→ **WHAT THE TASK ASKS**: Reproduce the listing word for word. Skip any image.

○ ○ ○

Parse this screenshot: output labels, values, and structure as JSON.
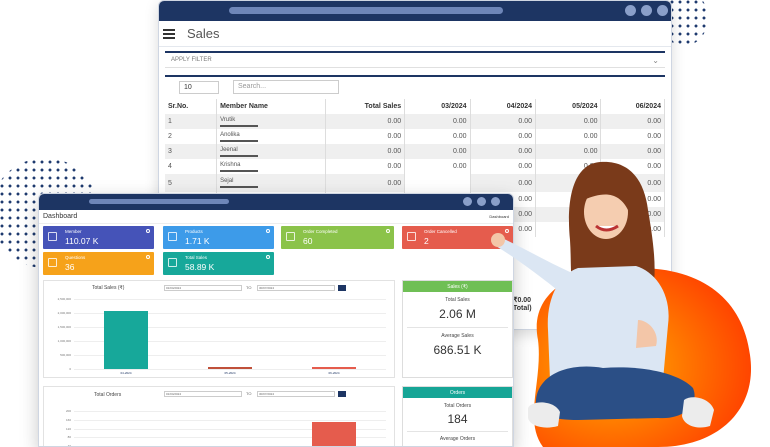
{
  "back_window": {
    "title": "Sales",
    "filter_label": "APPLY FILTER",
    "page_length": "10",
    "search_placeholder": "Search...",
    "columns": [
      "Sr.No.",
      "Member Name",
      "Total Sales",
      "03/2024",
      "04/2024",
      "05/2024",
      "06/2024"
    ],
    "rows": [
      {
        "sr": "1",
        "name": "Vrutik",
        "total": "0.00",
        "m3": "0.00",
        "m4": "0.00",
        "m5": "0.00",
        "m6": "0.00"
      },
      {
        "sr": "2",
        "name": "Anolika",
        "total": "0.00",
        "m3": "0.00",
        "m4": "0.00",
        "m5": "0.00",
        "m6": "0.00"
      },
      {
        "sr": "3",
        "name": "Jeenal",
        "total": "0.00",
        "m3": "0.00",
        "m4": "0.00",
        "m5": "0.00",
        "m6": "0.00"
      },
      {
        "sr": "4",
        "name": "Krishna",
        "total": "0.00",
        "m3": "0.00",
        "m4": "0.00",
        "m5": "0.00",
        "m6": "0.00"
      },
      {
        "sr": "5",
        "name": "Sejal",
        "total": "0.00",
        "m3": "",
        "m4": "0.00",
        "m5": "0.00",
        "m6": "0.00"
      }
    ],
    "footer_value": "₹0.00",
    "footer_label": "Total)"
  },
  "front_window": {
    "title": "Dashboard",
    "breadcrumb": "Dashboard",
    "cards": [
      {
        "label": "Member",
        "value": "110.07 K",
        "color": "#4553b8"
      },
      {
        "label": "Products",
        "value": "1.71 K",
        "color": "#3d9be9"
      },
      {
        "label": "Order Completed",
        "value": "60",
        "color": "#8bc34a"
      },
      {
        "label": "Order Cancelled",
        "value": "2",
        "color": "#e55c4d"
      },
      {
        "label": "Questions",
        "value": "36",
        "color": "#f6a21a"
      },
      {
        "label": "Total Sales",
        "value": "58.89 K",
        "color": "#17a89a"
      }
    ],
    "sales_chart": {
      "title": "Total Sales (₹)",
      "from_date": "01/04/2024",
      "to_label": "TO",
      "to_date": "30/07/2024"
    },
    "orders_chart": {
      "title": "Total Orders",
      "from_date": "01/04/2024",
      "to_label": "TO",
      "to_date": "30/07/2024"
    },
    "sales_summary": {
      "header": "Sales (₹)",
      "total_label": "Total Sales",
      "total_value": "2.06 M",
      "avg_label": "Average Sales",
      "avg_value": "686.51 K"
    },
    "orders_summary": {
      "header": "Orders",
      "total_label": "Total Orders",
      "total_value": "184",
      "avg_label": "Average Orders"
    }
  },
  "chart_data": [
    {
      "type": "bar",
      "title": "Total Sales (₹)",
      "categories": [
        "04-2024",
        "05-2024",
        "06-2024"
      ],
      "values": [
        2060000,
        40000,
        30000
      ],
      "ylim": [
        0,
        2500000
      ],
      "colors": [
        "#17a89a",
        "#c0503a",
        "#e55c4d"
      ]
    },
    {
      "type": "bar",
      "title": "Total Orders",
      "categories": [
        "04-2024",
        "05-2024",
        "06-2024"
      ],
      "values": [
        0,
        0,
        150
      ],
      "ylim": [
        0,
        200
      ],
      "colors": [
        "#17a89a",
        "#c0503a",
        "#e55c4d"
      ]
    }
  ]
}
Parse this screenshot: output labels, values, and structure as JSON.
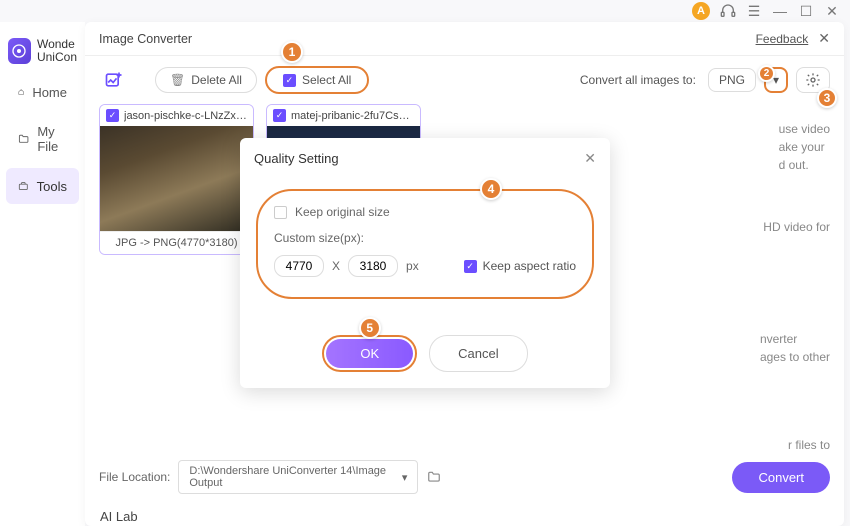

○ ○ ○

→ **RESPONSE TO THE TASK**:
Parse this screenshot: output labels, values, and structure as JSON.
{
  "back_window": {
    "title": "Sales",
    "filter_label": "APPLY FILTER",
    "page_length": "10",
    "search_placeholder": "Search...",
    "columns": [
      "Sr.No.",
      "Member Name",
      "Total Sales",
      "03/2024",
      "04/2024",
      "05/2024",
      "06/2024"
    ],
    "rows": [
      {
        "sr": "1",
        "name": "Vrutik",
        "total": "0.00",
        "m3": "0.00",
        "m4": "0.00",
        "m5": "0.00",
        "m6": "0.00"
      },
      {
        "sr": "2",
        "name": "Anolika",
        "total": "0.00",
        "m3": "0.00",
        "m4": "0.00",
        "m5": "0.00",
        "m6": "0.00"
      },
      {
        "sr": "3",
        "name": "Jeenal",
        "total": "0.00",
        "m3": "0.00",
        "m4": "0.00",
        "m5": "0.00",
        "m6": "0.00"
      },
      {
        "sr": "4",
        "name": "Krishna",
        "total": "0.00",
        "m3": "0.00",
        "m4": "0.00",
        "m5": "0.00",
        "m6": "0.00"
      },
      {
        "sr": "5",
        "name": "Sejal",
        "total": "0.00",
        "m3": "",
        "m4": "0.00",
        "m5": "0.00",
        "m6": "0.00"
      }
    ],
    "footer_value": "₹0.00",
    "footer_label": "Total)"
  },
  "front_window": {
    "title": "Dashboard",
    "breadcrumb": "Dashboard",
    "cards": [
      {
        "label": "Member",
        "value": "110.07 K",
        "color": "#4553b8"
      },
      {
        "label": "Products",
        "value": "1.71 K",
        "color": "#3d9be9"
      },
      {
        "label": "Order Completed",
        "value": "60",
        "color": "#8bc34a"
      },
      {
        "label": "Order Cancelled",
        "value": "2",
        "color": "#e55c4d"
      },
      {
        "label": "Questions",
        "value": "36",
        "color": "#f6a21a"
      },
      {
        "label": "Total Sales",
        "value": "58.89 K",
        "color": "#17a89a"
      }
    ],
    "sales_chart": {
      "title": "Total Sales (₹)",
      "from_date": "01/04/2024",
      "to_label": "TO",
      "to_date": "30/07/2024"
    },
    "orders_chart": {
      "title": "Total Orders",
      "from_date": "01/04/2024",
      "to_label": "TO",
      "to_date": "30/07/2024"
    },
    "sales_summary": {
      "header": "Sales (₹)",
      "total_label": "Total Sales",
      "total_value": "2.06 M",
      "avg_label": "Average Sales",
      "avg_value": "686.51 K"
    },
    "orders_summary": {
      "header": "Orders",
      "total_label": "Total Orders",
      "total_value": "184",
      "avg_label": "Average Orders"
    }
  },
  "chart_data": [
    {
      "type": "bar",
      "title": "Total Sales (₹)",
      "categories": [
        "04-2024",
        "05-2024",
        "06-2024"
      ],
      "values": [
        2060000,
        40000,
        30000
      ],
      "ylim": [
        0,
        2500000
      ],
      "colors": [
        "#17a89a",
        "#c0503a",
        "#e55c4d"
      ]
    },
    {
      "type": "bar",
      "title": "Total Orders",
      "categories": [
        "04-2024",
        "05-2024",
        "06-2024"
      ],
      "values": [
        0,
        0,
        150
      ],
      "ylim": [
        0,
        200
      ],
      "colors": [
        "#17a89a",
        "#c0503a",
        "#e55c4d"
      ]
    }
  ]
}
Parse this screenshot: output labels, values, and structure as JSON.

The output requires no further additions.